SOURCE PASSAGE
To remedy this problem (in a simple, no-nonsense fashion), I have been relying on a mutex file to exclude concurrent writes to the XML data store; it has been holding up just fine in my simulated scenarios. The mutex allows for one web request to read in the XML, modify it, and write back to it without being usurped by concurrent requests. There is a fail-safe mechanism which will wait for up to 3 seconds (30 attempts to lock the file) before failing outright.

System.IO.FileStream s = null;

try
{
	bool failed = true;
	int failedCount = 0;

	while(failed && failedCount < 30)
	try
	{
	s = System.IO.File.Create(YourMutexFileName, 1,
		System.IO.FileOptions.DeleteOnClose);
	s.Lock(0, s.Length);
	failed = false;
	}
	catch(Exception ex)
	{
	if(ex is System.IO.IOException)
		failedCount++;
	else
		throw;

	System.Threading.Thread.Sleep(100);
	}

	if(failed)
	throw new Exception("Failed too many times to obtain mutex");

	// … do something with your resources here …
}
finally
{
	if(s != null)
	{
		s.Unlock(0, s.Length);
		s.Close();
	}
}

Update: I've wrapped the entire thing in a try-finally block so that, should an unexpected Exception occur, the mutex will still be released. The lack of a catch block ensures that the Exception will be propagated up the stack instead of handled, so that it can be dealt with elsewhere.

Dataset entries

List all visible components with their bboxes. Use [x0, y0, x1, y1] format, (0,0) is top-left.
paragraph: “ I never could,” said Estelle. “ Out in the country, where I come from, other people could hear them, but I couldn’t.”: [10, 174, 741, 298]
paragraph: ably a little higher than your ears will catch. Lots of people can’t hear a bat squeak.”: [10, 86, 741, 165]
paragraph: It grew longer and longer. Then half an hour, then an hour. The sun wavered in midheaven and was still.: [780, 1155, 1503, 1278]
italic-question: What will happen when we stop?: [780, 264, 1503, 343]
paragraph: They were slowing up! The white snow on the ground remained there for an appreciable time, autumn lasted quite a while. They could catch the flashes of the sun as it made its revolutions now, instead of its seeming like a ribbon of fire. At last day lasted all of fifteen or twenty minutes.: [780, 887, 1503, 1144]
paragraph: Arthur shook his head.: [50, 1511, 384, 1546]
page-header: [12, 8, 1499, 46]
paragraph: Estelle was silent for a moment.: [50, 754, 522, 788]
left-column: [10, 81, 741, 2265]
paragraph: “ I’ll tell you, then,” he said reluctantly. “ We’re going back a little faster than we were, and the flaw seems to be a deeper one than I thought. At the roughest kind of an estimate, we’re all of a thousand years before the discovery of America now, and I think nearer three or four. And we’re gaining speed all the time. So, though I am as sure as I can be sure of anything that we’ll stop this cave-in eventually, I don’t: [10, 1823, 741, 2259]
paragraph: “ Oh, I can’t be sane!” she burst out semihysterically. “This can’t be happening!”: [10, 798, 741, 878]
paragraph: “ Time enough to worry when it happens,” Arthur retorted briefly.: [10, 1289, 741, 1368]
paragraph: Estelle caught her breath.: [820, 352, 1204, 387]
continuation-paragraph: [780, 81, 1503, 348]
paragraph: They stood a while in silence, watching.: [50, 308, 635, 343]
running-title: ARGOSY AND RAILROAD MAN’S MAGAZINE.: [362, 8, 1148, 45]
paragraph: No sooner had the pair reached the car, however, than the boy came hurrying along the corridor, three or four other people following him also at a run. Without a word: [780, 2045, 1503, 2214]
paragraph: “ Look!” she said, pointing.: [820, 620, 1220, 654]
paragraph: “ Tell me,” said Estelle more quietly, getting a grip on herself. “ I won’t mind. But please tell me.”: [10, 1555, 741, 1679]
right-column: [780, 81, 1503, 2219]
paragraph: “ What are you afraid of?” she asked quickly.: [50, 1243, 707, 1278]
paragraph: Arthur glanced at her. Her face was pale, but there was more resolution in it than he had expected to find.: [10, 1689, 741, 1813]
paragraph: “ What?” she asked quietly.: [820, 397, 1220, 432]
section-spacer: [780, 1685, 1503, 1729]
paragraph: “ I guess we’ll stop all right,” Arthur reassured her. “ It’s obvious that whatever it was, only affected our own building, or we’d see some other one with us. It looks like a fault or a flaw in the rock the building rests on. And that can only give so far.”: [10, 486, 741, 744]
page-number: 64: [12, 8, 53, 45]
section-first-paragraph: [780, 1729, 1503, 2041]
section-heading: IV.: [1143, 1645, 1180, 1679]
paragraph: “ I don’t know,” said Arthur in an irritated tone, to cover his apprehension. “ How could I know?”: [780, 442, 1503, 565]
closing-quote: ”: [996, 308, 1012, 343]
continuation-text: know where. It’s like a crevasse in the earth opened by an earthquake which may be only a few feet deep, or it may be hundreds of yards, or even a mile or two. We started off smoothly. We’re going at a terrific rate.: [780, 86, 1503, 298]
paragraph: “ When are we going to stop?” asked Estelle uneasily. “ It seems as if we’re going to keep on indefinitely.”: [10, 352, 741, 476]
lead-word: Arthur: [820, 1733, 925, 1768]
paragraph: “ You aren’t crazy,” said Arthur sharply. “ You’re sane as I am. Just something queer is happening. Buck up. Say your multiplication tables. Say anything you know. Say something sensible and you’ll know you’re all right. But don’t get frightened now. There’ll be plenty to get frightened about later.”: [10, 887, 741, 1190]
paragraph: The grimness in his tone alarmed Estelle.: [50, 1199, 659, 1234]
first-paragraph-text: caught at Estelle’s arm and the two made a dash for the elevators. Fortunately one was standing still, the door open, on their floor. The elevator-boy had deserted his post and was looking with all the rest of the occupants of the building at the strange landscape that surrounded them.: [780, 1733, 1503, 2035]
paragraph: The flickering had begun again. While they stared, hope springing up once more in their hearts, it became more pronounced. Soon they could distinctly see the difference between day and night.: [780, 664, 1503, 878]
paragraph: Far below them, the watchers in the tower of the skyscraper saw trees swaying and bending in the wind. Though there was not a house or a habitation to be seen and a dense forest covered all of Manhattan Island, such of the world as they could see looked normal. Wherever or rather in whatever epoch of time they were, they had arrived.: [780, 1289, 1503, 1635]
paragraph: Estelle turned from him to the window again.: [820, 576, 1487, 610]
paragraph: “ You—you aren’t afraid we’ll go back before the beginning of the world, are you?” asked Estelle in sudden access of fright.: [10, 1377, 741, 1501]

STUDY QUESTIONS
A) In the passage on the mutex file, how long does the fail-safe mechanism wait before failing outright?
B) Quote the passage on the mutex file word for word, starting at "while(failed && failedCount" and ending at "if(ex is System.IO.IOException)".
These dataset entries have no connection to the passage on the mutex file.

ANSWERS TO THIS EXERCISE
A) Up to 3 seconds (30 attempts to lock the file).

B)
while(failed && failedCount < 30)
	try
	{
	s = System.IO.File.Create(YourMutexFileName, 1,
		System.IO.FileOptions.DeleteOnClose);
	s.Lock(0, s.Length);
	failed = false;
	}
	catch(Exception ex)
	{
	if(ex is System.IO.IOException)